◆ **The task**
Can you transcribe every line exactly and leave the pictures behind?

═══

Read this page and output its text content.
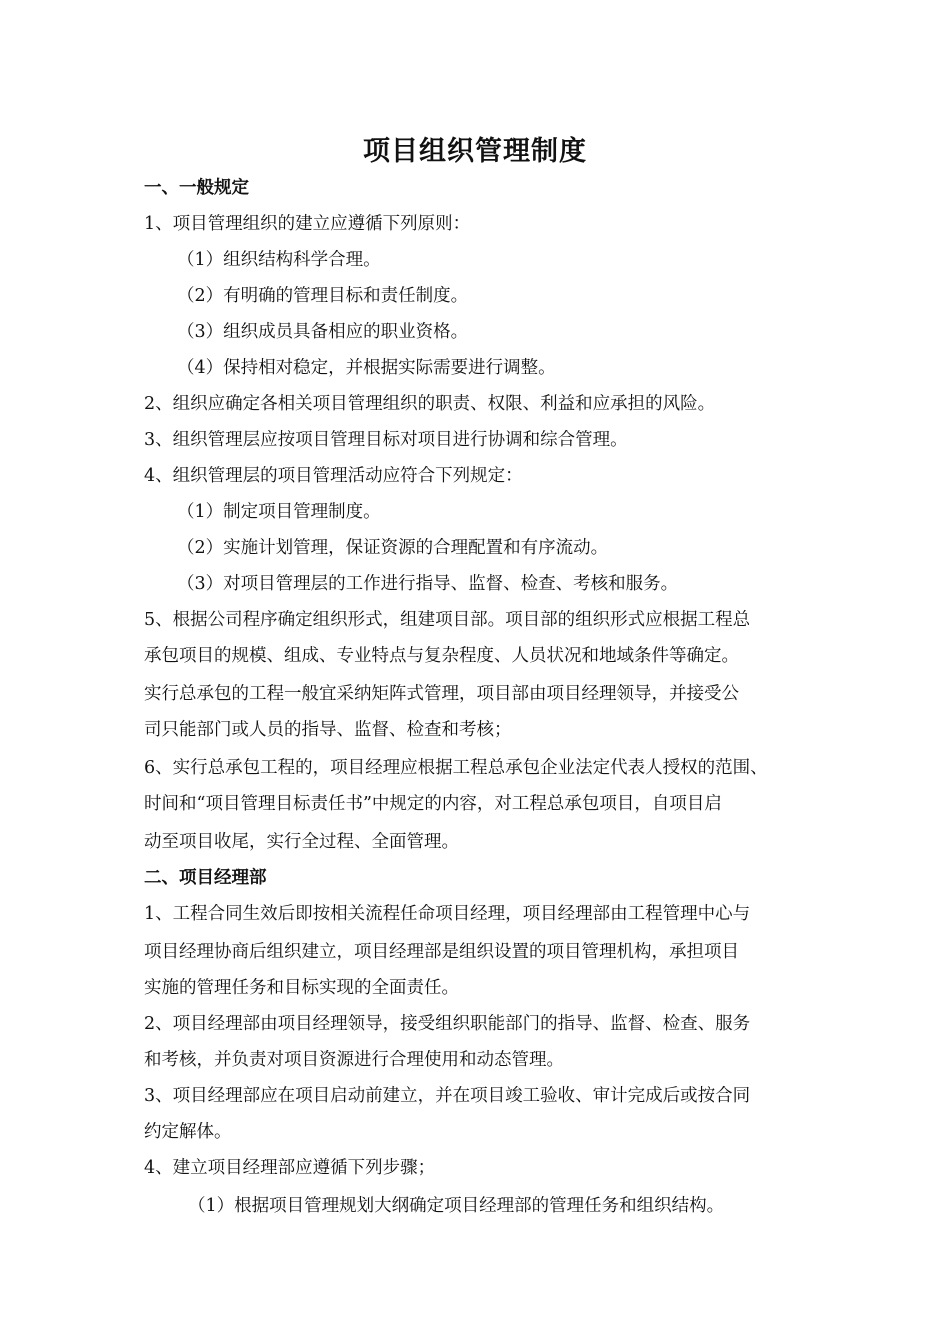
项目组织管理制度

一、一般规定

1、项目管理组织的建立应遵循下列原则：

（1）组织结构科学合理。

（2）有明确的管理目标和责任制度。

（3）组织成员具备相应的职业资格。

（4）保持相对稳定，并根据实际需要进行调整。

2、组织应确定各相关项目管理组织的职责、权限、利益和应承担的风险。

3、组织管理层应按项目管理目标对项目进行协调和综合管理。

4、组织管理层的项目管理活动应符合下列规定：

（1）制定项目管理制度。

（2）实施计划管理，保证资源的合理配置和有序流动。

（3）对项目管理层的工作进行指导、监督、检查、考核和服务。

5、根据公司程序确定组织形式，组建项目部。项目部的组织形式应根据工程总

承包项目的规模、组成、专业特点与复杂程度、人员状况和地域条件等确定。

实行总承包的工程一般宜采纳矩阵式管理，项目部由项目经理领导，并接受公

司只能部门或人员的指导、监督、检查和考核；

6、实行总承包工程的，项目经理应根据工程总承包企业法定代表人授权的范围、

时间和“项目管理目标责任书”中规定的内容，对工程总承包项目，自项目启

动至项目收尾，实行全过程、全面管理。

二、项目经理部

1、工程合同生效后即按相关流程任命项目经理，项目经理部由工程管理中心与

项目经理协商后组织建立，项目经理部是组织设置的项目管理机构，承担项目

实施的管理任务和目标实现的全面责任。

2、项目经理部由项目经理领导，接受组织职能部门的指导、监督、检查、服务

和考核，并负责对项目资源进行合理使用和动态管理。

3、项目经理部应在项目启动前建立，并在项目竣工验收、审计完成后或按合同

约定解体。

4、建立项目经理部应遵循下列步骤；

（1）根据项目管理规划大纲确定项目经理部的管理任务和组织结构。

═══

◆ **Task output**
Read this page and output its text content.
项目组织管理制度

一、一般规定

1、项目管理组织的建立应遵循下列原则：

（1）组织结构科学合理。

（2）有明确的管理目标和责任制度。

（3）组织成员具备相应的职业资格。

（4）保持相对稳定，并根据实际需要进行调整。

2、组织应确定各相关项目管理组织的职责、权限、利益和应承担的风险。

3、组织管理层应按项目管理目标对项目进行协调和综合管理。

4、组织管理层的项目管理活动应符合下列规定：

（1）制定项目管理制度。

（2）实施计划管理，保证资源的合理配置和有序流动。

（3）对项目管理层的工作进行指导、监督、检查、考核和服务。

5、根据公司程序确定组织形式，组建项目部。项目部的组织形式应根据工程总

承包项目的规模、组成、专业特点与复杂程度、人员状况和地域条件等确定。

实行总承包的工程一般宜采纳矩阵式管理，项目部由项目经理领导，并接受公

司只能部门或人员的指导、监督、检查和考核；

6、实行总承包工程的，项目经理应根据工程总承包企业法定代表人授权的范围、

时间和“项目管理目标责任书”中规定的内容，对工程总承包项目，自项目启

动至项目收尾，实行全过程、全面管理。

二、项目经理部

1、工程合同生效后即按相关流程任命项目经理，项目经理部由工程管理中心与

项目经理协商后组织建立，项目经理部是组织设置的项目管理机构，承担项目

实施的管理任务和目标实现的全面责任。

2、项目经理部由项目经理领导，接受组织职能部门的指导、监督、检查、服务

和考核，并负责对项目资源进行合理使用和动态管理。

3、项目经理部应在项目启动前建立，并在项目竣工验收、审计完成后或按合同

约定解体。

4、建立项目经理部应遵循下列步骤；

（1）根据项目管理规划大纲确定项目经理部的管理任务和组织结构。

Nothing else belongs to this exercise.